Objective: Transcribe only the part of the listing below that begins at the line containing "Convert this screenshot" and runs to its final line, keeping both ends.

Dataset listings of figures:
____
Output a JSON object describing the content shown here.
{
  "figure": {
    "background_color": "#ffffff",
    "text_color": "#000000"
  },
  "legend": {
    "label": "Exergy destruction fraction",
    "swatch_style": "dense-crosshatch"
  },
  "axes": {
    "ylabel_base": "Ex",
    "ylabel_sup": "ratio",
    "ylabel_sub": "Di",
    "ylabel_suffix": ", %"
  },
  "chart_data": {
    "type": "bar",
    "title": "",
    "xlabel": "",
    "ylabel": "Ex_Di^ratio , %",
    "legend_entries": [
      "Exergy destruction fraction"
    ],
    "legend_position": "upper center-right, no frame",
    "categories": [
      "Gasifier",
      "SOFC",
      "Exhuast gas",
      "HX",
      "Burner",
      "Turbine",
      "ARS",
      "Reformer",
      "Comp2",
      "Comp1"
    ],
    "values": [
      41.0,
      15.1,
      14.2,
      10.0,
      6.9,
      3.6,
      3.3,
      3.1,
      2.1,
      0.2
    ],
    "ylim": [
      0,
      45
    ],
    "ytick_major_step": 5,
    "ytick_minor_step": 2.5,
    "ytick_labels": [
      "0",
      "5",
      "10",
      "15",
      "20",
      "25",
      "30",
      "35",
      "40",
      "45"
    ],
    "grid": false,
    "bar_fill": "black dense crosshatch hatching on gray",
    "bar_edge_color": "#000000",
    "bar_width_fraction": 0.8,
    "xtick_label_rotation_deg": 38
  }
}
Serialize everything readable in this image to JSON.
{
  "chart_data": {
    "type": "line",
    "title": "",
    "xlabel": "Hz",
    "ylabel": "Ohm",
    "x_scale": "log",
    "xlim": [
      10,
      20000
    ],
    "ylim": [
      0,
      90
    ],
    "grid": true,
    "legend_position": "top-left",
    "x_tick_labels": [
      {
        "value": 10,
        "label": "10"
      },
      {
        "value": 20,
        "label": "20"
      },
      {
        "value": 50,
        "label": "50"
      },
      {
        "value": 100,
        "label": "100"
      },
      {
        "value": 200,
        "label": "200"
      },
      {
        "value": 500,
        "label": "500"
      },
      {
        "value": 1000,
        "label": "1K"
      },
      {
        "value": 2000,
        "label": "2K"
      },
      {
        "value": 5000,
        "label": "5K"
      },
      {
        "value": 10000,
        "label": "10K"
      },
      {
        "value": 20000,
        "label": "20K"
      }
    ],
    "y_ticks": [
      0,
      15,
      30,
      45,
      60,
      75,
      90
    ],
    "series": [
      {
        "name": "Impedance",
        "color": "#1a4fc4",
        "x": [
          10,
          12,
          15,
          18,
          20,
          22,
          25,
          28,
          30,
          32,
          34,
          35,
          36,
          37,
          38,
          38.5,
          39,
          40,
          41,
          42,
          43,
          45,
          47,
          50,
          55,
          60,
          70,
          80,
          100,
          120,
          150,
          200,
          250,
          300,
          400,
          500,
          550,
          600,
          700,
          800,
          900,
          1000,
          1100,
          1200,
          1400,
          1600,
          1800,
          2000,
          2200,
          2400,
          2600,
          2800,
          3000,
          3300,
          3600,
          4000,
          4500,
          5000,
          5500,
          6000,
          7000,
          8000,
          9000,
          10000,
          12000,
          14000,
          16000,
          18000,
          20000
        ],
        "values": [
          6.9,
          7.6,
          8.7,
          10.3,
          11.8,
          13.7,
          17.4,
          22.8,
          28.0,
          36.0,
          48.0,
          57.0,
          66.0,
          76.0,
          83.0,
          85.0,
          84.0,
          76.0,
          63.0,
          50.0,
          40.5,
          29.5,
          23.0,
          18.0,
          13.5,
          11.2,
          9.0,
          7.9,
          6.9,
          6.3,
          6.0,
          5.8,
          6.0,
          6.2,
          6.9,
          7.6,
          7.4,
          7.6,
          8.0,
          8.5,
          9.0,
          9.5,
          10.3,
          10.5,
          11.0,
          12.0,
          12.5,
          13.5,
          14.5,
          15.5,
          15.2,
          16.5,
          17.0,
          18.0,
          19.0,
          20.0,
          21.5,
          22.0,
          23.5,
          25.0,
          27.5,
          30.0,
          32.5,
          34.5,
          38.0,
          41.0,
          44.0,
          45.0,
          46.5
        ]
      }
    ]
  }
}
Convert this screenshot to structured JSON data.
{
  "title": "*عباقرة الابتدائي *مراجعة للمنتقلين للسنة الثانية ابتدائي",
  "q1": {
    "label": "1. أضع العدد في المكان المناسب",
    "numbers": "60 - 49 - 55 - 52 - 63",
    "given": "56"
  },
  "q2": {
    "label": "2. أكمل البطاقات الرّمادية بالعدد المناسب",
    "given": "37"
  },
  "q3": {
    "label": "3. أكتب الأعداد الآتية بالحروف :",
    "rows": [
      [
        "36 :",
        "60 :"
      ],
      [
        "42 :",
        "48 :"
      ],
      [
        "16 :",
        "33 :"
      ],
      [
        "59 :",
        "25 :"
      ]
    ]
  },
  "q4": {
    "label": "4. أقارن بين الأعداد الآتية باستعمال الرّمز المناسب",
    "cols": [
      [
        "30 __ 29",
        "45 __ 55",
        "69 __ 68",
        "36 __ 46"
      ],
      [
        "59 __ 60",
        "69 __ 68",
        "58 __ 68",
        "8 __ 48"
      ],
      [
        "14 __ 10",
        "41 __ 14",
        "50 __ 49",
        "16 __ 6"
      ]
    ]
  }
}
____
Answer to this task:
Convert this screenshot to structured JSON data.
{
  "title": "*عباقرة الابتدائي *مراجعة للمنتقلين للسنة الثانية ابتدائي",
  "q1": {
    "label": "1. أضع العدد في المكان المناسب",
    "numbers": "60 - 49 - 55 - 52 - 63",
    "given": "56"
  },
  "q2": {
    "label": "2. أكمل البطاقات الرّمادية بالعدد المناسب",
    "given": "37"
  },
  "q3": {
    "label": "3. أكتب الأعداد الآتية بالحروف :",
    "rows": [
      [
        "36 :",
        "60 :"
      ],
      [
        "42 :",
        "48 :"
      ],
      [
        "16 :",
        "33 :"
      ],
      [
        "59 :",
        "25 :"
      ]
    ]
  },
  "q4": {
    "label": "4. أقارن بين الأعداد الآتية باستعمال الرّمز المناسب",
    "cols": [
      [
        "30 __ 29",
        "45 __ 55",
        "69 __ 68",
        "36 __ 46"
      ],
      [
        "59 __ 60",
        "69 __ 68",
        "58 __ 68",
        "8 __ 48"
      ],
      [
        "14 __ 10",
        "41 __ 14",
        "50 __ 49",
        "16 __ 6"
      ]
    ]
  }
}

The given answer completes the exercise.